Task directions.
Every line of the records must be repeated exactly; pictures stay out.

Extracts from a graphics dataset:
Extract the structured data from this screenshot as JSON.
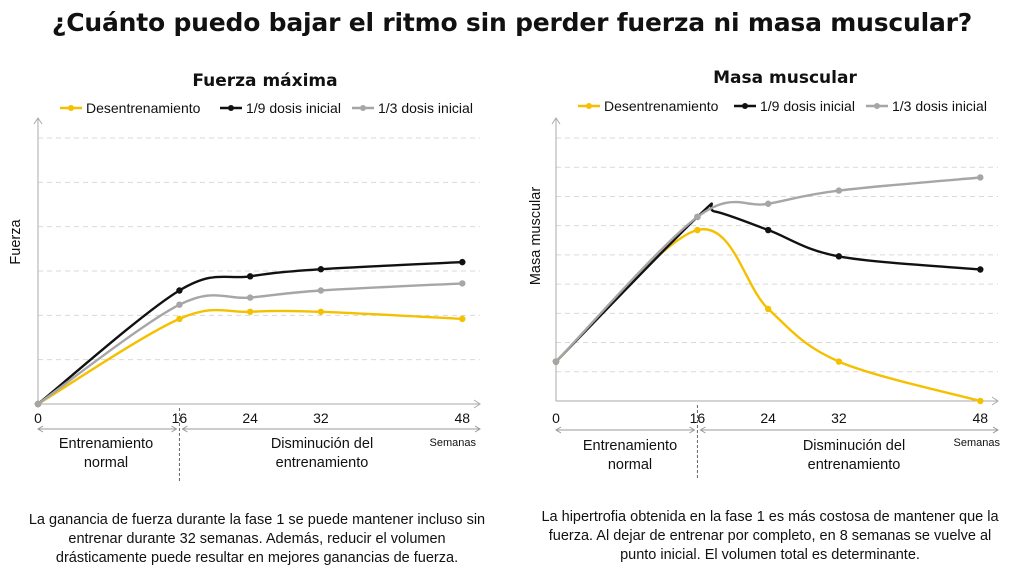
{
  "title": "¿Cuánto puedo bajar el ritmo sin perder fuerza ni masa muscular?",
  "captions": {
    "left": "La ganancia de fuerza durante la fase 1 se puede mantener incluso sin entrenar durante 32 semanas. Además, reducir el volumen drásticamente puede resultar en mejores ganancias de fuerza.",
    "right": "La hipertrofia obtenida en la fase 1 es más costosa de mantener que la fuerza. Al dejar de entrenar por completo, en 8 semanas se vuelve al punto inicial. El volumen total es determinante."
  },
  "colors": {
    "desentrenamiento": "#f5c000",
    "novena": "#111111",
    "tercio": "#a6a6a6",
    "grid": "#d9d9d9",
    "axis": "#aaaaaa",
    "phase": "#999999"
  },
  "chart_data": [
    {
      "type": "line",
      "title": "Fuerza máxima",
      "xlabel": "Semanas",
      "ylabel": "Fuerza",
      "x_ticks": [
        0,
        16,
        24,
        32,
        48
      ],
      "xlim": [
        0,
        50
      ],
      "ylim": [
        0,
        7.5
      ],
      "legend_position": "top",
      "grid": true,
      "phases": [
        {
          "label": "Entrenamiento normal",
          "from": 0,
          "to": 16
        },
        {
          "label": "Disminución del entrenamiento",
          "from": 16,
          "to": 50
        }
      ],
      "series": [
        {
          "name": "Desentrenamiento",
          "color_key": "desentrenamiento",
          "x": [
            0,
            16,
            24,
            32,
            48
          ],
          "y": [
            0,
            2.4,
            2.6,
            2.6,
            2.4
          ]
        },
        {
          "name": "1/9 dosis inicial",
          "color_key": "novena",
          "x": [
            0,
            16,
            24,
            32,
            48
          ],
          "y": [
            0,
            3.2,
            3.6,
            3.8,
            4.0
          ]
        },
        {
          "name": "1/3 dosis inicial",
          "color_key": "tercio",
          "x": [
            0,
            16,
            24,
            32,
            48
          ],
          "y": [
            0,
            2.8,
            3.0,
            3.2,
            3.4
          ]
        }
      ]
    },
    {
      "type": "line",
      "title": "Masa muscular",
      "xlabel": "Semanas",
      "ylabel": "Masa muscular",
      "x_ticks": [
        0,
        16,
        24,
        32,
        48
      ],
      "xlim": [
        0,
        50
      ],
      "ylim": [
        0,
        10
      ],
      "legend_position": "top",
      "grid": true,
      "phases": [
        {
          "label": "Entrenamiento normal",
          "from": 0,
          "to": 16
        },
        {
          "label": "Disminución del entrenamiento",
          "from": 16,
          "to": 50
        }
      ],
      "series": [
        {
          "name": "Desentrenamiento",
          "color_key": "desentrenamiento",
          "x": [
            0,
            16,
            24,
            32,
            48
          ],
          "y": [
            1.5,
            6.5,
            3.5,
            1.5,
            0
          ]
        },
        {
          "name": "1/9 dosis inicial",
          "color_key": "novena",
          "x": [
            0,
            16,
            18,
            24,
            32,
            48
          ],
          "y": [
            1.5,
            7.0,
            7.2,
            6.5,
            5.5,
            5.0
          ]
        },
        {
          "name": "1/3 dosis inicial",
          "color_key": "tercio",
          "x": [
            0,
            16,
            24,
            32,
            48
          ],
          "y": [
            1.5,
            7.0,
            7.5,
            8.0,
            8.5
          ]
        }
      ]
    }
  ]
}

Written response.
Extract the structured data from this screenshot as JSON.
{
  "title": "¿Cuánto puedo bajar el ritmo sin perder fuerza ni masa muscular?",
  "captions": {
    "left": "La ganancia de fuerza durante la fase 1 se puede mantener incluso sin entrenar durante 32 semanas. Además, reducir el volumen drásticamente puede resultar en mejores ganancias de fuerza.",
    "right": "La hipertrofia obtenida en la fase 1 es más costosa de mantener que la fuerza. Al dejar de entrenar por completo, en 8 semanas se vuelve al punto inicial. El volumen total es determinante."
  },
  "colors": {
    "desentrenamiento": "#f5c000",
    "novena": "#111111",
    "tercio": "#a6a6a6",
    "grid": "#d9d9d9",
    "axis": "#aaaaaa",
    "phase": "#999999"
  },
  "chart_data": [
    {
      "type": "line",
      "title": "Fuerza máxima",
      "xlabel": "Semanas",
      "ylabel": "Fuerza",
      "x_ticks": [
        0,
        16,
        24,
        32,
        48
      ],
      "xlim": [
        0,
        50
      ],
      "ylim": [
        0,
        7.5
      ],
      "legend_position": "top",
      "grid": true,
      "phases": [
        {
          "label": "Entrenamiento normal",
          "from": 0,
          "to": 16
        },
        {
          "label": "Disminución del entrenamiento",
          "from": 16,
          "to": 50
        }
      ],
      "series": [
        {
          "name": "Desentrenamiento",
          "color_key": "desentrenamiento",
          "x": [
            0,
            16,
            24,
            32,
            48
          ],
          "y": [
            0,
            2.4,
            2.6,
            2.6,
            2.4
          ]
        },
        {
          "name": "1/9 dosis inicial",
          "color_key": "novena",
          "x": [
            0,
            16,
            24,
            32,
            48
          ],
          "y": [
            0,
            3.2,
            3.6,
            3.8,
            4.0
          ]
        },
        {
          "name": "1/3 dosis inicial",
          "color_key": "tercio",
          "x": [
            0,
            16,
            24,
            32,
            48
          ],
          "y": [
            0,
            2.8,
            3.0,
            3.2,
            3.4
          ]
        }
      ]
    },
    {
      "type": "line",
      "title": "Masa muscular",
      "xlabel": "Semanas",
      "ylabel": "Masa muscular",
      "x_ticks": [
        0,
        16,
        24,
        32,
        48
      ],
      "xlim": [
        0,
        50
      ],
      "ylim": [
        0,
        10
      ],
      "legend_position": "top",
      "grid": true,
      "phases": [
        {
          "label": "Entrenamiento normal",
          "from": 0,
          "to": 16
        },
        {
          "label": "Disminución del entrenamiento",
          "from": 16,
          "to": 50
        }
      ],
      "series": [
        {
          "name": "Desentrenamiento",
          "color_key": "desentrenamiento",
          "x": [
            0,
            16,
            24,
            32,
            48
          ],
          "y": [
            1.5,
            6.5,
            3.5,
            1.5,
            0
          ]
        },
        {
          "name": "1/9 dosis inicial",
          "color_key": "novena",
          "x": [
            0,
            16,
            18,
            24,
            32,
            48
          ],
          "y": [
            1.5,
            7.0,
            7.2,
            6.5,
            5.5,
            5.0
          ]
        },
        {
          "name": "1/3 dosis inicial",
          "color_key": "tercio",
          "x": [
            0,
            16,
            24,
            32,
            48
          ],
          "y": [
            1.5,
            7.0,
            7.5,
            8.0,
            8.5
          ]
        }
      ]
    }
  ]
}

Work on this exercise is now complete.